[Start Data for processing]

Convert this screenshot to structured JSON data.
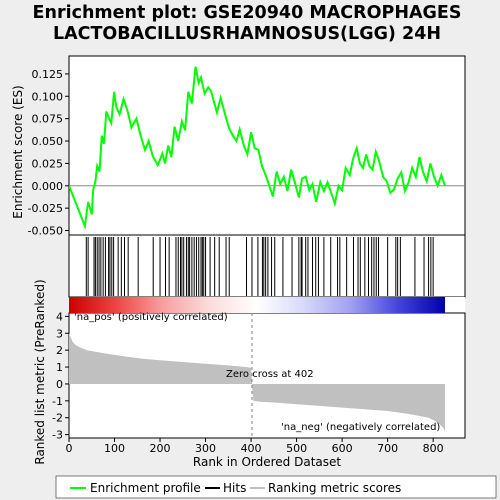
{
  "title_line1": "Enrichment plot: GSE20940 MACROPHAGES",
  "title_line2": "LACTOBACILLUSRHAMNOSUS(LGG) 24H",
  "legend": {
    "profile": "Enrichment profile",
    "hits": "Hits",
    "ranking": "Ranking metric scores"
  },
  "colors": {
    "profile": "#00ff00",
    "hits": "#000000",
    "ranking": "#c0c0c0",
    "pos_label": "#cc0000",
    "neg_label": "#0000cc"
  },
  "labels": {
    "pos": "'na_pos' (positively correlated)",
    "neg": "'na_neg' (negatively correlated)",
    "zero_cross": "Zero cross at 402"
  },
  "chart_data": [
    {
      "type": "line",
      "name": "enrichment-score-panel",
      "ylabel": "Enrichment score (ES)",
      "xlim": [
        0,
        870
      ],
      "ylim": [
        -0.055,
        0.145
      ],
      "yticks": [
        -0.05,
        -0.025,
        0.0,
        0.025,
        0.05,
        0.075,
        0.1,
        0.125
      ],
      "ytick_labels": [
        "-0.050",
        "-0.025",
        "0.000",
        "0.025",
        "0.050",
        "0.075",
        "0.100",
        "0.125"
      ],
      "series": [
        {
          "x": [
            0,
            35,
            42,
            50,
            53,
            58,
            62,
            67,
            72,
            77,
            82,
            88,
            93,
            99,
            104,
            111,
            120,
            129,
            137,
            148,
            158,
            167,
            175,
            184,
            195,
            205,
            211,
            218,
            225,
            232,
            240,
            248,
            255,
            262,
            270,
            278,
            285,
            290,
            298,
            306,
            312,
            318,
            325,
            333,
            340,
            345,
            352,
            360,
            368,
            375,
            384,
            392,
            400,
            408,
            416,
            424,
            432,
            440,
            448,
            456,
            464,
            472,
            480,
            488,
            496,
            505,
            512,
            520,
            528,
            535,
            543,
            552,
            560,
            568,
            576,
            584,
            592,
            600,
            608,
            617,
            624,
            632,
            639,
            646,
            653,
            660,
            667,
            674,
            681,
            690,
            698,
            706,
            714,
            722,
            730,
            738,
            746,
            754,
            762,
            770,
            778,
            786,
            794,
            802,
            810,
            818,
            826
          ],
          "y": [
            0.0,
            -0.045,
            -0.018,
            -0.032,
            -0.005,
            0.005,
            0.022,
            0.016,
            0.056,
            0.047,
            0.083,
            0.075,
            0.07,
            0.105,
            0.088,
            0.08,
            0.097,
            0.083,
            0.065,
            0.075,
            0.055,
            0.04,
            0.05,
            0.033,
            0.023,
            0.036,
            0.025,
            0.045,
            0.032,
            0.066,
            0.05,
            0.072,
            0.062,
            0.105,
            0.092,
            0.133,
            0.115,
            0.121,
            0.103,
            0.11,
            0.106,
            0.095,
            0.082,
            0.098,
            0.085,
            0.076,
            0.064,
            0.056,
            0.05,
            0.063,
            0.045,
            0.035,
            0.06,
            0.042,
            0.04,
            0.022,
            0.012,
            0.0,
            -0.012,
            0.016,
            0.002,
            0.01,
            -0.006,
            0.018,
            0.004,
            -0.013,
            0.008,
            0.01,
            -0.005,
            0.002,
            -0.018,
            0.004,
            -0.006,
            0.004,
            -0.008,
            -0.02,
            0.0,
            -0.005,
            0.02,
            0.012,
            0.03,
            0.042,
            0.025,
            0.02,
            0.035,
            0.022,
            0.018,
            0.038,
            0.028,
            0.01,
            0.005,
            -0.008,
            -0.004,
            0.008,
            0.015,
            -0.006,
            0.004,
            0.02,
            0.01,
            0.032,
            0.015,
            0.005,
            0.025,
            0.01,
            0.0,
            0.012,
            0.0
          ]
        }
      ]
    },
    {
      "type": "hits",
      "name": "hits-panel",
      "xlim": [
        0,
        870
      ],
      "hit_positions": [
        38,
        42,
        55,
        58,
        62,
        66,
        70,
        75,
        80,
        87,
        90,
        94,
        98,
        108,
        115,
        122,
        130,
        152,
        185,
        200,
        212,
        220,
        235,
        240,
        245,
        248,
        252,
        258,
        262,
        265,
        270,
        275,
        280,
        285,
        290,
        293,
        296,
        300,
        310,
        320,
        330,
        345,
        352,
        390,
        402,
        415,
        425,
        428,
        432,
        437,
        445,
        452,
        470,
        490,
        505,
        510,
        512,
        520,
        525,
        535,
        542,
        548,
        560,
        575,
        590,
        595,
        610,
        625,
        635,
        640,
        650,
        658,
        665,
        670,
        675,
        680,
        700,
        718,
        722,
        728,
        760,
        780,
        790,
        795,
        800
      ]
    },
    {
      "type": "heatmap",
      "name": "rank-colorbar",
      "xlim": [
        0,
        870
      ],
      "gradient": [
        "#cc0000",
        "#ee4444",
        "#f7a0a0",
        "#fcdcdc",
        "#ffffff",
        "#d8d8fb",
        "#a0a0f0",
        "#4444dd",
        "#0000aa"
      ]
    },
    {
      "type": "area",
      "name": "ranked-list-metric-panel",
      "xlabel": "Rank in Ordered Dataset",
      "ylabel": "Ranked list metric (PreRanked)",
      "xlim": [
        0,
        870
      ],
      "ylim": [
        -3.2,
        4.2
      ],
      "xticks": [
        0,
        100,
        200,
        300,
        400,
        500,
        600,
        700,
        800
      ],
      "xtick_labels": [
        "0",
        "100",
        "200",
        "300",
        "400",
        "500",
        "600",
        "700",
        "800"
      ],
      "yticks": [
        -3,
        -2,
        -1,
        0,
        1,
        2,
        3,
        4
      ],
      "ytick_labels": [
        "-3",
        "-2",
        "-1",
        "0",
        "1",
        "2",
        "3",
        "4"
      ],
      "zero_cross": 402,
      "x": [
        0,
        3,
        8,
        15,
        25,
        40,
        60,
        80,
        100,
        130,
        160,
        200,
        250,
        300,
        350,
        390,
        400,
        402,
        405,
        420,
        450,
        500,
        550,
        600,
        650,
        700,
        740,
        770,
        790,
        805,
        815,
        822,
        826
      ],
      "values": [
        3.0,
        2.8,
        2.5,
        2.3,
        2.15,
        2.0,
        1.9,
        1.8,
        1.72,
        1.6,
        1.5,
        1.4,
        1.3,
        1.2,
        1.1,
        1.0,
        0.95,
        0.0,
        -1.0,
        -1.05,
        -1.1,
        -1.2,
        -1.3,
        -1.4,
        -1.5,
        -1.6,
        -1.75,
        -1.9,
        -2.0,
        -2.2,
        -2.4,
        -2.6,
        -2.8
      ]
    }
  ]
}
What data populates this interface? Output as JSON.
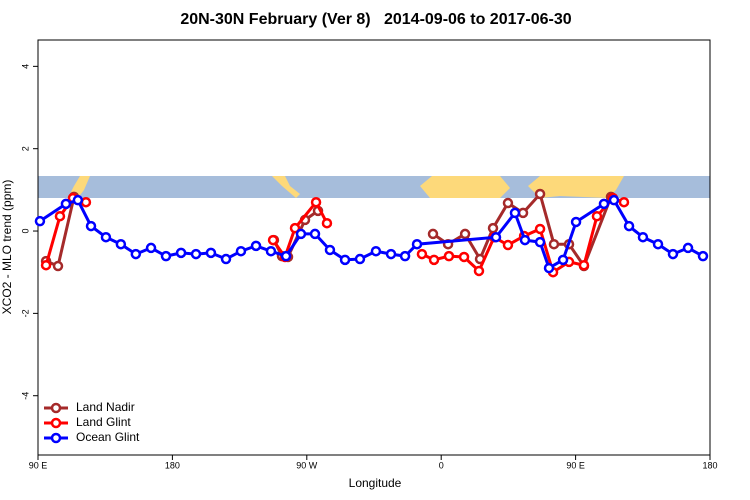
{
  "chart_data": {
    "type": "line",
    "title": "20N-30N February (Ver 8)   2014-09-06 to 2017-06-30",
    "x_label": "Longitude",
    "y_label": "XCO2 - MLO trend (ppm)",
    "xlim": [
      90,
      540
    ],
    "ylim": [
      -5.44,
      4.64
    ],
    "xticks": [
      {
        "value": 90,
        "label": "90 E"
      },
      180,
      {
        "value": 270,
        "label": "90 W"
      },
      {
        "value": 360,
        "label": "0"
      },
      {
        "value": 450,
        "label": "90 E"
      },
      {
        "value": 540,
        "label": "180"
      }
    ],
    "yticks": [
      -4,
      -2,
      0,
      2,
      4
    ],
    "legend": "bottom-left",
    "series": [
      {
        "name": "Land Nadir",
        "color": "#a52a2a",
        "x": [
          95.4,
          103.4,
          114.1,
          null,
          248.0,
          253.4,
          257.4,
          268.8,
          277.5,
          null,
          354.5,
          364.6,
          376.0,
          386.0,
          394.7,
          404.7,
          414.8,
          426.2,
          435.5,
          445.6,
          455.6,
          473.7
        ],
        "values": [
          -0.73,
          -0.85,
          0.83,
          null,
          -0.22,
          -0.61,
          -0.63,
          0.27,
          0.49,
          null,
          -0.07,
          -0.32,
          -0.07,
          -0.68,
          0.07,
          0.68,
          0.44,
          0.9,
          -0.32,
          -0.32,
          -0.85,
          0.83
        ]
      },
      {
        "name": "Land Glint",
        "color": "#ff0000",
        "x": [
          95.4,
          104.7,
          113.4,
          122.1,
          null,
          247.4,
          255.4,
          262.1,
          276.2,
          283.5,
          null,
          347.1,
          355.2,
          365.2,
          375.3,
          385.3,
          395.4,
          404.7,
          415.5,
          426.2,
          434.9,
          445.6,
          455.6,
          464.3,
          475.0,
          482.4
        ],
        "values": [
          -0.83,
          0.36,
          0.8,
          0.7,
          null,
          -0.22,
          -0.63,
          0.07,
          0.7,
          0.19,
          null,
          -0.56,
          -0.7,
          -0.61,
          -0.63,
          -0.97,
          -0.15,
          -0.34,
          -0.12,
          0.05,
          -1.0,
          -0.75,
          -0.83,
          0.36,
          0.8,
          0.7
        ]
      },
      {
        "name": "Ocean Glint",
        "color": "#0000ff",
        "x": [
          91.3,
          108.7,
          116.7,
          125.5,
          135.5,
          145.5,
          155.5,
          165.7,
          175.7,
          185.8,
          195.8,
          205.8,
          215.9,
          225.9,
          236.0,
          246.0,
          256.1,
          266.1,
          275.5,
          285.5,
          295.6,
          305.6,
          316.3,
          326.4,
          335.8,
          343.8,
          396.7,
          409.4,
          416.1,
          426.2,
          432.2,
          441.6,
          450.3,
          469.0,
          475.7,
          485.8,
          495.1,
          505.2,
          515.2,
          525.3,
          535.3
        ],
        "values": [
          0.24,
          0.66,
          0.75,
          0.12,
          -0.15,
          -0.32,
          -0.56,
          -0.41,
          -0.61,
          -0.53,
          -0.56,
          -0.53,
          -0.68,
          -0.49,
          -0.36,
          -0.49,
          -0.61,
          -0.07,
          -0.07,
          -0.46,
          -0.7,
          -0.68,
          -0.49,
          -0.56,
          -0.61,
          -0.32,
          -0.15,
          0.44,
          -0.22,
          -0.27,
          -0.9,
          -0.7,
          0.22,
          0.66,
          0.75,
          0.12,
          -0.15,
          -0.32,
          -0.56,
          -0.41,
          -0.61
        ]
      }
    ]
  }
}
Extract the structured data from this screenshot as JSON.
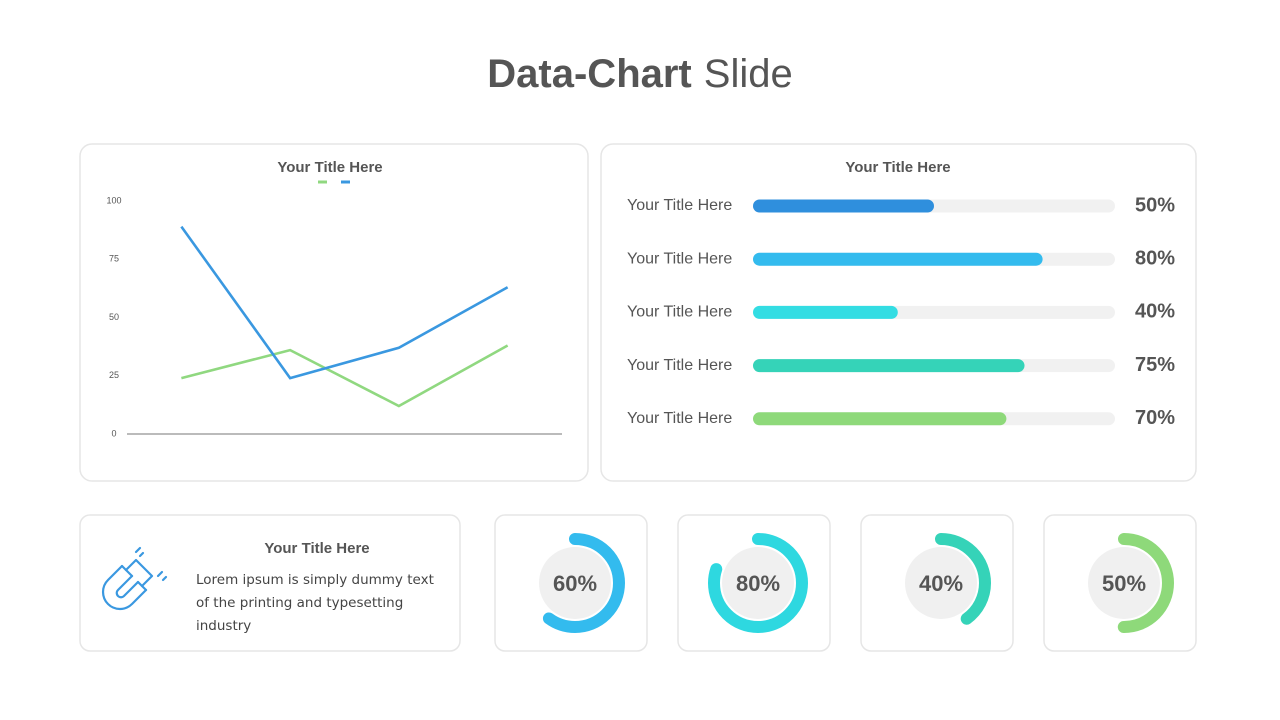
{
  "title": {
    "bold": "Data-Chart",
    "rest": "Slide"
  },
  "chart_data": [
    {
      "type": "line",
      "title": "Your Title Here",
      "categories": [
        null,
        null,
        null,
        null
      ],
      "series": [
        {
          "color": "#90d880",
          "values": [
            24,
            36,
            12,
            38
          ]
        },
        {
          "color": "#3a98e0",
          "values": [
            89,
            24,
            37,
            63
          ]
        }
      ],
      "ylim": [
        0,
        100
      ],
      "yticks": [
        0,
        25,
        50,
        75,
        100
      ],
      "grid": false
    },
    {
      "type": "hbar",
      "title": "Your Title Here",
      "categories": [
        "Your Title Here",
        "Your Title Here",
        "Your Title Here",
        "Your Title Here",
        "Your Title Here"
      ],
      "values": [
        50,
        80,
        40,
        75,
        70
      ],
      "value_labels": [
        "50%",
        "80%",
        "40%",
        "75%",
        "70%"
      ],
      "colors": [
        "#2f8fdd",
        "#33bbee",
        "#33dde3",
        "#35d3b8",
        "#8ed97a"
      ],
      "xlim": [
        0,
        100
      ]
    },
    {
      "type": "donut",
      "values": [
        60,
        80,
        40,
        50
      ],
      "value_labels": [
        "60%",
        "80%",
        "40%",
        "50%"
      ],
      "colors": [
        "#33bbee",
        "#2ed8e0",
        "#35d3b8",
        "#8ed97a"
      ],
      "max": 100
    }
  ],
  "info_card": {
    "title": "Your Title Here",
    "text": "Lorem ipsum is simply dummy text of the printing and typesetting industry"
  }
}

[End Data for processing]

Out of the material above, gather each line where "panel" appears.

      "name": "enrichment-score-panel",
      "name": "hits-panel",
      "name": "ranked-list-metric-panel",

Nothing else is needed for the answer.